→ EXERCISE INSTRUCTIONS
Extract all lines that hold "color" from the records below.

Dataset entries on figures
^^^^^^^^^^^^^^^^

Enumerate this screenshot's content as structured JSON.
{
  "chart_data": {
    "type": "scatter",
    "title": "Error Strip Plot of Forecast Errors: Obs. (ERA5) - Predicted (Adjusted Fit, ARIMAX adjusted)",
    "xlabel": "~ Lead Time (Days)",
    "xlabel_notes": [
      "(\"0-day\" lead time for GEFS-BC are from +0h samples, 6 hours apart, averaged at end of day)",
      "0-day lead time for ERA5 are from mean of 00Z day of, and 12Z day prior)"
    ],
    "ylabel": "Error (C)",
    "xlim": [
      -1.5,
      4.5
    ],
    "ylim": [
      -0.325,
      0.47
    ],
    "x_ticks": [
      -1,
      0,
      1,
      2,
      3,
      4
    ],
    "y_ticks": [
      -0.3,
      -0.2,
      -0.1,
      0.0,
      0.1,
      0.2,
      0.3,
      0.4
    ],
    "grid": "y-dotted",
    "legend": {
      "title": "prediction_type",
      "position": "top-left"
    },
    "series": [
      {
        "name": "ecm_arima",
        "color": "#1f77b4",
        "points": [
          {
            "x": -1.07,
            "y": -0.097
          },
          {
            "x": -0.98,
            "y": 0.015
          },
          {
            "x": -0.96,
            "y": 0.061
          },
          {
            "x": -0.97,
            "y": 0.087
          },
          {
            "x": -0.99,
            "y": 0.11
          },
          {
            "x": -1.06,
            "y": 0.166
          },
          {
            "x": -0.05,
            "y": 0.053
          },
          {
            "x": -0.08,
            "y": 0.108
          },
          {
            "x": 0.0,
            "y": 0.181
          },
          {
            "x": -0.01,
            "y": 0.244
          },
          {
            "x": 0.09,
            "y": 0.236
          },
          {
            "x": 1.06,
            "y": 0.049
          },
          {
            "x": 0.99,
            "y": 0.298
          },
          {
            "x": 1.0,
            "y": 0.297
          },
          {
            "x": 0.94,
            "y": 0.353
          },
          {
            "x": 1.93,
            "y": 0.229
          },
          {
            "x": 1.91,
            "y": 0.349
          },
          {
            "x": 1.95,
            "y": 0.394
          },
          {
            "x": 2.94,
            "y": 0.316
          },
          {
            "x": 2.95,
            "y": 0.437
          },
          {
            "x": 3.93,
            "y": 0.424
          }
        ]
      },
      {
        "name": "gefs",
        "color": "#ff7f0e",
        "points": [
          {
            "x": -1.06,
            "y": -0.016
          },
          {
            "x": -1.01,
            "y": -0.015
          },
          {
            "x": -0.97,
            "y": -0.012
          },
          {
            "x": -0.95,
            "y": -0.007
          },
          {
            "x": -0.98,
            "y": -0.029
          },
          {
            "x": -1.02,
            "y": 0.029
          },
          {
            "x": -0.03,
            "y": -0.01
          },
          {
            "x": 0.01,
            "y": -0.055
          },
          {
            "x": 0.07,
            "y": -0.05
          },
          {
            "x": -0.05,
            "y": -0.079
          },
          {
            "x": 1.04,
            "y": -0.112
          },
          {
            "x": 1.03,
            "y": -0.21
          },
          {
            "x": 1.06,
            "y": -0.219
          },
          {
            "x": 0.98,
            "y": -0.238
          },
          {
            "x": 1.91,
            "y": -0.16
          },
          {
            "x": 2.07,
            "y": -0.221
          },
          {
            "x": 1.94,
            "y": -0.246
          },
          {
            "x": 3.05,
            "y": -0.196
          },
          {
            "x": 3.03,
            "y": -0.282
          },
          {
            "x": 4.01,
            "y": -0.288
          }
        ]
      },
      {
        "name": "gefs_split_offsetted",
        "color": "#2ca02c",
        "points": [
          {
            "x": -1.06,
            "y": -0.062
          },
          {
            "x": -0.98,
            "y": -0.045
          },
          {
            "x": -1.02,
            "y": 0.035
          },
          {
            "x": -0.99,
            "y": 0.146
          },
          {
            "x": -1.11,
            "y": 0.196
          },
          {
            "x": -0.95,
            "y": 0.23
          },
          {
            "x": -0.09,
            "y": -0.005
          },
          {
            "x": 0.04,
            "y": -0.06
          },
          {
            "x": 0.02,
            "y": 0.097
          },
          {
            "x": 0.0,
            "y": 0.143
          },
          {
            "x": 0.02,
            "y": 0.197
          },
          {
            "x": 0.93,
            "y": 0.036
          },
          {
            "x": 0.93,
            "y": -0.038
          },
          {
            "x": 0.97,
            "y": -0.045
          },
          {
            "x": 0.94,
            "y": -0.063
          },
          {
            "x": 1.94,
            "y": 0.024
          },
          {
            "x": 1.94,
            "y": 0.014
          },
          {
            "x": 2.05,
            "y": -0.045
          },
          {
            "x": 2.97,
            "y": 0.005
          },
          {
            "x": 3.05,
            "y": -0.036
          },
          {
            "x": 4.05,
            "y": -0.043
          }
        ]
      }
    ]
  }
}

^^^^^^^^^^^^^^^^

→ OUTPUT OF THE EXERCISE
        "color": "#1f77b4",
        "color": "#ff7f0e",
        "color": "#2ca02c",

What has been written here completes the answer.